= WORK TO COMPLETE =
Your task is to gather the lines below that hold the string "content".

= RECORDS FOR THE TASK =
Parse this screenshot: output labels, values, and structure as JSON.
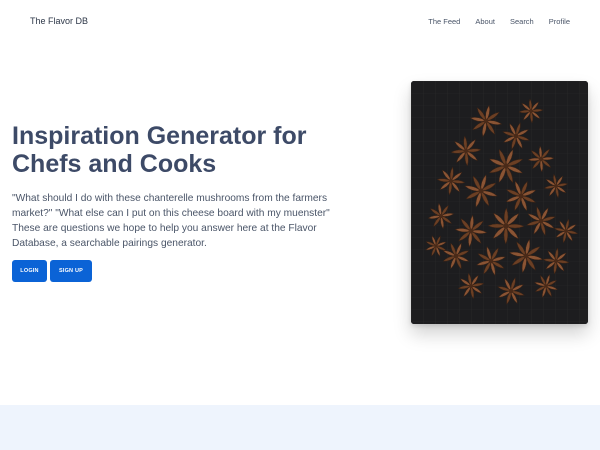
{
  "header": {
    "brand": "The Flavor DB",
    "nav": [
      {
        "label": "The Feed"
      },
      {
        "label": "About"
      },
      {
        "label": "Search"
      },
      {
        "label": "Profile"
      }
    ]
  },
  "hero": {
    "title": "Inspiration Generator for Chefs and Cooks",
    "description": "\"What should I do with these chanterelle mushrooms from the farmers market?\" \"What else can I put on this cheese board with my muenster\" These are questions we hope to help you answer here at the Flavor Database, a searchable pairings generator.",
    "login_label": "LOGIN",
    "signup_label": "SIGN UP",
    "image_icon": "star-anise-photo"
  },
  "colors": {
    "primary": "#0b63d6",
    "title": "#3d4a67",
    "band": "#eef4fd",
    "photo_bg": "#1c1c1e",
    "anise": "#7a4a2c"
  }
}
---
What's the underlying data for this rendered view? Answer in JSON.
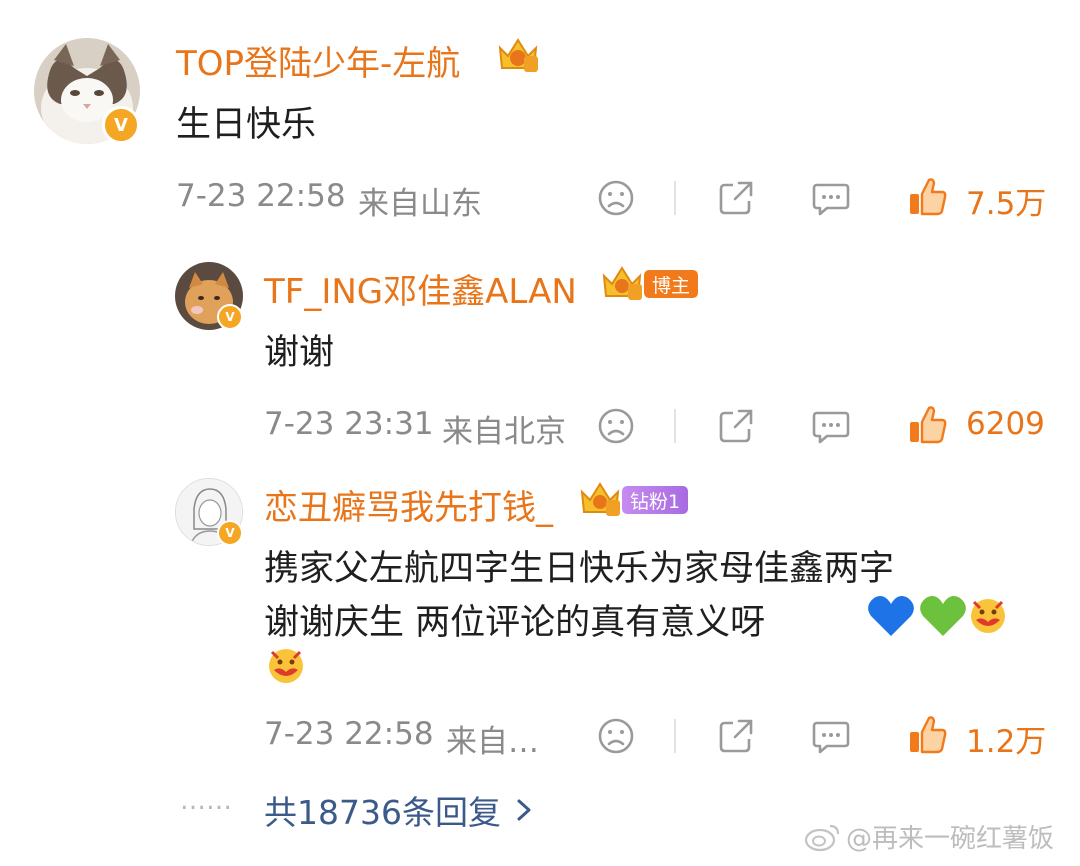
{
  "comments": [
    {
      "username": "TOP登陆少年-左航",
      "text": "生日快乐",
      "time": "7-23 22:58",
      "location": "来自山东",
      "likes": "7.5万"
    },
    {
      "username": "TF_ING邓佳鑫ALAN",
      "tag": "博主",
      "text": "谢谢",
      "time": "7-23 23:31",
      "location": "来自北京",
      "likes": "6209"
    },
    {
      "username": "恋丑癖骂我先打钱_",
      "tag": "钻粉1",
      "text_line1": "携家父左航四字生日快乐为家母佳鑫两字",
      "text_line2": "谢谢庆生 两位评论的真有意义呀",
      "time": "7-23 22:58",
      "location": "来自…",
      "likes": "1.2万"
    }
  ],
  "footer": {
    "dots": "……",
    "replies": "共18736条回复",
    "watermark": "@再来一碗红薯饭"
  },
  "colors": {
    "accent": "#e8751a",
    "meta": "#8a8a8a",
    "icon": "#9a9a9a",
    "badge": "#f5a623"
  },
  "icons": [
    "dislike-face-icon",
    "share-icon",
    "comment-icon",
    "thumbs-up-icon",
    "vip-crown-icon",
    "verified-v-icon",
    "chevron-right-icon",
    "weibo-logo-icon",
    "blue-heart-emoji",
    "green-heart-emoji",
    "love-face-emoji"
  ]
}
* * *
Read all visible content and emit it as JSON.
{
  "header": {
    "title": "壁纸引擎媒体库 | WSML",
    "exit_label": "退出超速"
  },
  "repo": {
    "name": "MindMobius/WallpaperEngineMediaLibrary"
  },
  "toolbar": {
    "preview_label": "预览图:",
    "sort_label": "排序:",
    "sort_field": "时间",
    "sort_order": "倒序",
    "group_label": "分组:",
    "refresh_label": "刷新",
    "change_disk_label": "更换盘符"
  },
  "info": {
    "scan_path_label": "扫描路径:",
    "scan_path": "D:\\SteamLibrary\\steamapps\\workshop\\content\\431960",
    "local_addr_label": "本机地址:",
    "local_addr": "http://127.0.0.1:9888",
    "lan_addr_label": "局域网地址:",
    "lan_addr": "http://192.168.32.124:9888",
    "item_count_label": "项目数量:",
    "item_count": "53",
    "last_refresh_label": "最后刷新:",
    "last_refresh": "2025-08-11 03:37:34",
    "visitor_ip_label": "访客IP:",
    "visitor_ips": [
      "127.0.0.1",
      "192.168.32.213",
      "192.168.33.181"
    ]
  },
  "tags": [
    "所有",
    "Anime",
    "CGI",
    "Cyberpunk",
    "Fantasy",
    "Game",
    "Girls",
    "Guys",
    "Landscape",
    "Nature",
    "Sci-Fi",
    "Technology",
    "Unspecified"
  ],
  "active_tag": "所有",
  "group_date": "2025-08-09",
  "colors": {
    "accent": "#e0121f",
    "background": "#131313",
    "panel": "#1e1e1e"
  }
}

= REPLY TO THE EXERCISE =
Read all visible content and emit it as JSON.
    "scan_path": "D:\\SteamLibrary\\steamapps\\workshop\\content\\431960",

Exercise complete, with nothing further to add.